SET PROBLEM>
Search the data for the word "restaurer" and copy every line that contains it.

● ● ● ●

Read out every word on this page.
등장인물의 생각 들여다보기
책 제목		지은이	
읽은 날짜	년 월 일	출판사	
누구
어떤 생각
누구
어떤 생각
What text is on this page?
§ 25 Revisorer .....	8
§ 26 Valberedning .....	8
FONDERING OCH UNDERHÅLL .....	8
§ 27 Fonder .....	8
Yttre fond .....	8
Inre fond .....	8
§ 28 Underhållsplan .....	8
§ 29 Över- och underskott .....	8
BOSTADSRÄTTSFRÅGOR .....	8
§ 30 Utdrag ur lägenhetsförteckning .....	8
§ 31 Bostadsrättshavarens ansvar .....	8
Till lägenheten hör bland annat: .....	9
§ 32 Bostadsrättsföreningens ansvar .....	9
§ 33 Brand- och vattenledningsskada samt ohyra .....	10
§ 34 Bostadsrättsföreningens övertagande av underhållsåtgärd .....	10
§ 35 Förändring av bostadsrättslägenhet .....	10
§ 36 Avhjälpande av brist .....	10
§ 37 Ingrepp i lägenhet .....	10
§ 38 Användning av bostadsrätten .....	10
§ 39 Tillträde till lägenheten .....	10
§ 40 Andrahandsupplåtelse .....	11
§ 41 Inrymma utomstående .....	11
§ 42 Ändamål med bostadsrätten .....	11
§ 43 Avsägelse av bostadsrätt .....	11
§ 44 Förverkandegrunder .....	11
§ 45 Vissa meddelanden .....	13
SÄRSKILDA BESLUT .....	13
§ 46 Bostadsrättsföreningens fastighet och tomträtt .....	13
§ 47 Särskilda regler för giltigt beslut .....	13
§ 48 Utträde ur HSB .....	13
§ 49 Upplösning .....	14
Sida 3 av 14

● ● ● ●

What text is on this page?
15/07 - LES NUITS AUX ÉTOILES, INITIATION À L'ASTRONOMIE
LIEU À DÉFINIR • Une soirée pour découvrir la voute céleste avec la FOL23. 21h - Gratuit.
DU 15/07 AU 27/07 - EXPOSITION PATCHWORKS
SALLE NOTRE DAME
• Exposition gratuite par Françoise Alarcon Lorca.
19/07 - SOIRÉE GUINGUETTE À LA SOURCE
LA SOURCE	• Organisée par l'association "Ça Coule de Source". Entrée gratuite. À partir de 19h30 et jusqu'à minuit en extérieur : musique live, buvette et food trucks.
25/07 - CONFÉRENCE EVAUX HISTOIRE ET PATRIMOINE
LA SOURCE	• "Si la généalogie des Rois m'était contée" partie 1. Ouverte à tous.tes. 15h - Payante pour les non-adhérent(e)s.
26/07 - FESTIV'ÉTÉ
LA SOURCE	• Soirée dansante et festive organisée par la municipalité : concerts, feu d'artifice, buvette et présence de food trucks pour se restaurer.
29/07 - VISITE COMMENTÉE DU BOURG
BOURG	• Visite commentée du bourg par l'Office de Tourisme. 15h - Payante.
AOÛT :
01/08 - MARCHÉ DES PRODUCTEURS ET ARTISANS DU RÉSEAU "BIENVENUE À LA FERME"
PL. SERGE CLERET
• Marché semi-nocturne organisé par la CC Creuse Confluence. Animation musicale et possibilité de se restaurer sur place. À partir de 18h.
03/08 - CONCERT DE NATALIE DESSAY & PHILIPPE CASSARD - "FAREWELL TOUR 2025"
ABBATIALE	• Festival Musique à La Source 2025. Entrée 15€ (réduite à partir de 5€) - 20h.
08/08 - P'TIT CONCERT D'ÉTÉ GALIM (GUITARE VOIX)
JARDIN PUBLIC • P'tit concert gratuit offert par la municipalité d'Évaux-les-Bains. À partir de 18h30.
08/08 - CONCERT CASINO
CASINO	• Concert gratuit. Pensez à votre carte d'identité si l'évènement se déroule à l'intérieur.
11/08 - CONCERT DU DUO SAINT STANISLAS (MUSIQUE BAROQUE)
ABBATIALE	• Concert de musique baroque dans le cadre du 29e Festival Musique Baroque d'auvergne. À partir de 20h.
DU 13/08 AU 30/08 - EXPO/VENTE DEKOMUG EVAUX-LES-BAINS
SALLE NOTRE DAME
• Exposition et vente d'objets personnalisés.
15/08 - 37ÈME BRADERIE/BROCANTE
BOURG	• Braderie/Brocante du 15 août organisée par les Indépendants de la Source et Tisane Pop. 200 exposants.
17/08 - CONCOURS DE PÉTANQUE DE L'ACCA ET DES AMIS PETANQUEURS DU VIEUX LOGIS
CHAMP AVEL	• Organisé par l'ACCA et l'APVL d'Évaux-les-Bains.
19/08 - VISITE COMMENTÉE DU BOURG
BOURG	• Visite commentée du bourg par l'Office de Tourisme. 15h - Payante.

● ● ● ●

EXERCISE ANSWER>
LA SOURCE	• Soirée dansante et festive organisée par la municipalité : concerts, feu d'artifice, buvette et présence de food trucks pour se restaurer.
• Marché semi-nocturne organisé par la CC Creuse Confluence. Animation musicale et possibilité de se restaurer sur place. À partir de 18h.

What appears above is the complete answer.